Exercise task
Copy all of the records below verbatim.

Material supplied
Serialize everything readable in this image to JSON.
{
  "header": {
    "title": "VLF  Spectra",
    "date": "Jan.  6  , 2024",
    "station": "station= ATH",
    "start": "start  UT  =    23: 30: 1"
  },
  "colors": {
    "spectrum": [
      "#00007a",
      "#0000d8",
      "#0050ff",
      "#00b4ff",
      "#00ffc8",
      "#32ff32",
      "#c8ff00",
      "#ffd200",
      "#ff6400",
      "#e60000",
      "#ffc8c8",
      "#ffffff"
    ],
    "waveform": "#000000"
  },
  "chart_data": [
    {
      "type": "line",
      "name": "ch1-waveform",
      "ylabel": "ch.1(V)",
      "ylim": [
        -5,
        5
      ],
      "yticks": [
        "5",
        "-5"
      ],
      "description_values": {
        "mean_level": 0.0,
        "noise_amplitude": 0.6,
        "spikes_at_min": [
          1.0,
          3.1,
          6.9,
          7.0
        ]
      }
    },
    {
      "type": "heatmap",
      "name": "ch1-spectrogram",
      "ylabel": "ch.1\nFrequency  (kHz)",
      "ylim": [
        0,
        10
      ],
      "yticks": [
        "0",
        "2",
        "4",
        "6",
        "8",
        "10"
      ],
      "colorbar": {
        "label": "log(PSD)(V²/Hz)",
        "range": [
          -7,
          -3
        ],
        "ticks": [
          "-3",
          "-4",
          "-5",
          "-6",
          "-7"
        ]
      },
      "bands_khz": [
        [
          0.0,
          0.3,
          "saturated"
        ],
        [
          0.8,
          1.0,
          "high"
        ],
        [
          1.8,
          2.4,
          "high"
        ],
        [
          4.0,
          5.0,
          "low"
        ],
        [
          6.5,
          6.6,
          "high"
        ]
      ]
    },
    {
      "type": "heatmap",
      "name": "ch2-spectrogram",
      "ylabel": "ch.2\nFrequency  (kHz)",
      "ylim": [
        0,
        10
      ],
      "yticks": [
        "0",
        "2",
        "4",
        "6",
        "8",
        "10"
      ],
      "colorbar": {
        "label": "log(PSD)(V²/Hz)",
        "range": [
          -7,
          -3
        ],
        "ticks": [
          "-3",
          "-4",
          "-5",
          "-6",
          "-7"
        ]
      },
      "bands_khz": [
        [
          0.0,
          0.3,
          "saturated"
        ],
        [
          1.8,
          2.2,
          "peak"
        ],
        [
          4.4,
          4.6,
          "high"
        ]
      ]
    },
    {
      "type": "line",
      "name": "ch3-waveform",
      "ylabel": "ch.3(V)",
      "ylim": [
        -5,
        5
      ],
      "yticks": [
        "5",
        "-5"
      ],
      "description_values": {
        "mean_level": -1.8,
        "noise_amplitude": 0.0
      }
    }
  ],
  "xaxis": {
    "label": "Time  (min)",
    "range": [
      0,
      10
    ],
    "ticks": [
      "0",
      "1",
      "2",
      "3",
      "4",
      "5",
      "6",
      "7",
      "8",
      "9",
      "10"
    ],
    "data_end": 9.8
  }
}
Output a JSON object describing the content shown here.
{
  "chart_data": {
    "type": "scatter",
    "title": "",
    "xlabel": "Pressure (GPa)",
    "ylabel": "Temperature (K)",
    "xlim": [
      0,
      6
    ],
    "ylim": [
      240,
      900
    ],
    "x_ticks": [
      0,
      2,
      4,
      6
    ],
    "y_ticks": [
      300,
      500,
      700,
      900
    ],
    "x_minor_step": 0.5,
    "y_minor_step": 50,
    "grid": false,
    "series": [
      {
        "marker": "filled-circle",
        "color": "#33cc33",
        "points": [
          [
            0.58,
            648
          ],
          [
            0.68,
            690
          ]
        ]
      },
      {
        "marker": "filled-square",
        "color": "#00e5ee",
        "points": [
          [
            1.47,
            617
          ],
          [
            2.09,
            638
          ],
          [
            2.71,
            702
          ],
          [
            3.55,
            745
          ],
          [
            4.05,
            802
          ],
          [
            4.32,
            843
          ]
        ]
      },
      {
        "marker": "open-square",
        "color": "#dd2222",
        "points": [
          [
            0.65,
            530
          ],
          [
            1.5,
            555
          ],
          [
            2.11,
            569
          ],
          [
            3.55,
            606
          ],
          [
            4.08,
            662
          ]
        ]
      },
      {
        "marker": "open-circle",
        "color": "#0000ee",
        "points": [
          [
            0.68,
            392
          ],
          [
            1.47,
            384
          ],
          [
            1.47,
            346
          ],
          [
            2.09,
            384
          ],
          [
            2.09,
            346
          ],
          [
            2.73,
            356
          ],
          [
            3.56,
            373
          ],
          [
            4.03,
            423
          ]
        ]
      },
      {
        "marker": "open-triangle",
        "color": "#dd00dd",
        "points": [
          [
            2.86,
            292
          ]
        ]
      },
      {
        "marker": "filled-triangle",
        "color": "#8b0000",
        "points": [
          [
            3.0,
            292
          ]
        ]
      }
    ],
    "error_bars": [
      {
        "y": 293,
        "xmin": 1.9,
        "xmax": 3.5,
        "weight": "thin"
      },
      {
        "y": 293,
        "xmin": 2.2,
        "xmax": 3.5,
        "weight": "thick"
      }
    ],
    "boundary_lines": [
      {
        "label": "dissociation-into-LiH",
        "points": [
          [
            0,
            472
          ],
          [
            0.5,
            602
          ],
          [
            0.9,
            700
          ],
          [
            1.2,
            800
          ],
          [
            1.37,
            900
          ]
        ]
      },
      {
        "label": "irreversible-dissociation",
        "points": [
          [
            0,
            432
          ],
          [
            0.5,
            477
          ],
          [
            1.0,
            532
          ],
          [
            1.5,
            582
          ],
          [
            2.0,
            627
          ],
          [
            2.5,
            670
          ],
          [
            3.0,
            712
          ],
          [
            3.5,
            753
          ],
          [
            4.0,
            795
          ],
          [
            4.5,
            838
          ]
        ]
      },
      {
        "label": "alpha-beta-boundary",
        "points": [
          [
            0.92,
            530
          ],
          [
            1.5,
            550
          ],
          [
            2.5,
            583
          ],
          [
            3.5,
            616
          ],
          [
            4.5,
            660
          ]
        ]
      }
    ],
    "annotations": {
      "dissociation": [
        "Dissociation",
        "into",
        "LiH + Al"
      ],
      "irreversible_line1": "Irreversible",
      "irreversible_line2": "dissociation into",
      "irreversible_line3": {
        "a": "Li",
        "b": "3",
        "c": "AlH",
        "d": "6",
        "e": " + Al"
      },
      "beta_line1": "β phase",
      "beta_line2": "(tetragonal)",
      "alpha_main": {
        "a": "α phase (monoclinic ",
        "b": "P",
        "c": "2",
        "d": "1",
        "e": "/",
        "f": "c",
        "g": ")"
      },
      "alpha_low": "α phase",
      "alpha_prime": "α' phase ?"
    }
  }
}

Exercise solution
Serialize everything readable in this image to JSON.
{
  "header": {
    "title": "VLF  Spectra",
    "date": "Jan.  6  , 2024",
    "station": "station= ATH",
    "start": "start  UT  =    23: 30: 1"
  },
  "colors": {
    "spectrum": [
      "#00007a",
      "#0000d8",
      "#0050ff",
      "#00b4ff",
      "#00ffc8",
      "#32ff32",
      "#c8ff00",
      "#ffd200",
      "#ff6400",
      "#e60000",
      "#ffc8c8",
      "#ffffff"
    ],
    "waveform": "#000000"
  },
  "chart_data": [
    {
      "type": "line",
      "name": "ch1-waveform",
      "ylabel": "ch.1(V)",
      "ylim": [
        -5,
        5
      ],
      "yticks": [
        "5",
        "-5"
      ],
      "description_values": {
        "mean_level": 0.0,
        "noise_amplitude": 0.6,
        "spikes_at_min": [
          1.0,
          3.1,
          6.9,
          7.0
        ]
      }
    },
    {
      "type": "heatmap",
      "name": "ch1-spectrogram",
      "ylabel": "ch.1\nFrequency  (kHz)",
      "ylim": [
        0,
        10
      ],
      "yticks": [
        "0",
        "2",
        "4",
        "6",
        "8",
        "10"
      ],
      "colorbar": {
        "label": "log(PSD)(V²/Hz)",
        "range": [
          -7,
          -3
        ],
        "ticks": [
          "-3",
          "-4",
          "-5",
          "-6",
          "-7"
        ]
      },
      "bands_khz": [
        [
          0.0,
          0.3,
          "saturated"
        ],
        [
          0.8,
          1.0,
          "high"
        ],
        [
          1.8,
          2.4,
          "high"
        ],
        [
          4.0,
          5.0,
          "low"
        ],
        [
          6.5,
          6.6,
          "high"
        ]
      ]
    },
    {
      "type": "heatmap",
      "name": "ch2-spectrogram",
      "ylabel": "ch.2\nFrequency  (kHz)",
      "ylim": [
        0,
        10
      ],
      "yticks": [
        "0",
        "2",
        "4",
        "6",
        "8",
        "10"
      ],
      "colorbar": {
        "label": "log(PSD)(V²/Hz)",
        "range": [
          -7,
          -3
        ],
        "ticks": [
          "-3",
          "-4",
          "-5",
          "-6",
          "-7"
        ]
      },
      "bands_khz": [
        [
          0.0,
          0.3,
          "saturated"
        ],
        [
          1.8,
          2.2,
          "peak"
        ],
        [
          4.4,
          4.6,
          "high"
        ]
      ]
    },
    {
      "type": "line",
      "name": "ch3-waveform",
      "ylabel": "ch.3(V)",
      "ylim": [
        -5,
        5
      ],
      "yticks": [
        "5",
        "-5"
      ],
      "description_values": {
        "mean_level": -1.8,
        "noise_amplitude": 0.0
      }
    }
  ],
  "xaxis": {
    "label": "Time  (min)",
    "range": [
      0,
      10
    ],
    "ticks": [
      "0",
      "1",
      "2",
      "3",
      "4",
      "5",
      "6",
      "7",
      "8",
      "9",
      "10"
    ],
    "data_end": 9.8
  }
}
Output a JSON object describing the content shown here.
{
  "chart_data": {
    "type": "scatter",
    "title": "",
    "xlabel": "Pressure (GPa)",
    "ylabel": "Temperature (K)",
    "xlim": [
      0,
      6
    ],
    "ylim": [
      240,
      900
    ],
    "x_ticks": [
      0,
      2,
      4,
      6
    ],
    "y_ticks": [
      300,
      500,
      700,
      900
    ],
    "x_minor_step": 0.5,
    "y_minor_step": 50,
    "grid": false,
    "series": [
      {
        "marker": "filled-circle",
        "color": "#33cc33",
        "points": [
          [
            0.58,
            648
          ],
          [
            0.68,
            690
          ]
        ]
      },
      {
        "marker": "filled-square",
        "color": "#00e5ee",
        "points": [
          [
            1.47,
            617
          ],
          [
            2.09,
            638
          ],
          [
            2.71,
            702
          ],
          [
            3.55,
            745
          ],
          [
            4.05,
            802
          ],
          [
            4.32,
            843
          ]
        ]
      },
      {
        "marker": "open-square",
        "color": "#dd2222",
        "points": [
          [
            0.65,
            530
          ],
          [
            1.5,
            555
          ],
          [
            2.11,
            569
          ],
          [
            3.55,
            606
          ],
          [
            4.08,
            662
          ]
        ]
      },
      {
        "marker": "open-circle",
        "color": "#0000ee",
        "points": [
          [
            0.68,
            392
          ],
          [
            1.47,
            384
          ],
          [
            1.47,
            346
          ],
          [
            2.09,
            384
          ],
          [
            2.09,
            346
          ],
          [
            2.73,
            356
          ],
          [
            3.56,
            373
          ],
          [
            4.03,
            423
          ]
        ]
      },
      {
        "marker": "open-triangle",
        "color": "#dd00dd",
        "points": [
          [
            2.86,
            292
          ]
        ]
      },
      {
        "marker": "filled-triangle",
        "color": "#8b0000",
        "points": [
          [
            3.0,
            292
          ]
        ]
      }
    ],
    "error_bars": [
      {
        "y": 293,
        "xmin": 1.9,
        "xmax": 3.5,
        "weight": "thin"
      },
      {
        "y": 293,
        "xmin": 2.2,
        "xmax": 3.5,
        "weight": "thick"
      }
    ],
    "boundary_lines": [
      {
        "label": "dissociation-into-LiH",
        "points": [
          [
            0,
            472
          ],
          [
            0.5,
            602
          ],
          [
            0.9,
            700
          ],
          [
            1.2,
            800
          ],
          [
            1.37,
            900
          ]
        ]
      },
      {
        "label": "irreversible-dissociation",
        "points": [
          [
            0,
            432
          ],
          [
            0.5,
            477
          ],
          [
            1.0,
            532
          ],
          [
            1.5,
            582
          ],
          [
            2.0,
            627
          ],
          [
            2.5,
            670
          ],
          [
            3.0,
            712
          ],
          [
            3.5,
            753
          ],
          [
            4.0,
            795
          ],
          [
            4.5,
            838
          ]
        ]
      },
      {
        "label": "alpha-beta-boundary",
        "points": [
          [
            0.92,
            530
          ],
          [
            1.5,
            550
          ],
          [
            2.5,
            583
          ],
          [
            3.5,
            616
          ],
          [
            4.5,
            660
          ]
        ]
      }
    ],
    "annotations": {
      "dissociation": [
        "Dissociation",
        "into",
        "LiH + Al"
      ],
      "irreversible_line1": "Irreversible",
      "irreversible_line2": "dissociation into",
      "irreversible_line3": {
        "a": "Li",
        "b": "3",
        "c": "AlH",
        "d": "6",
        "e": " + Al"
      },
      "beta_line1": "β phase",
      "beta_line2": "(tetragonal)",
      "alpha_main": {
        "a": "α phase (monoclinic ",
        "b": "P",
        "c": "2",
        "d": "1",
        "e": "/",
        "f": "c",
        "g": ")"
      },
      "alpha_low": "α phase",
      "alpha_prime": "α' phase ?"
    }
  }
}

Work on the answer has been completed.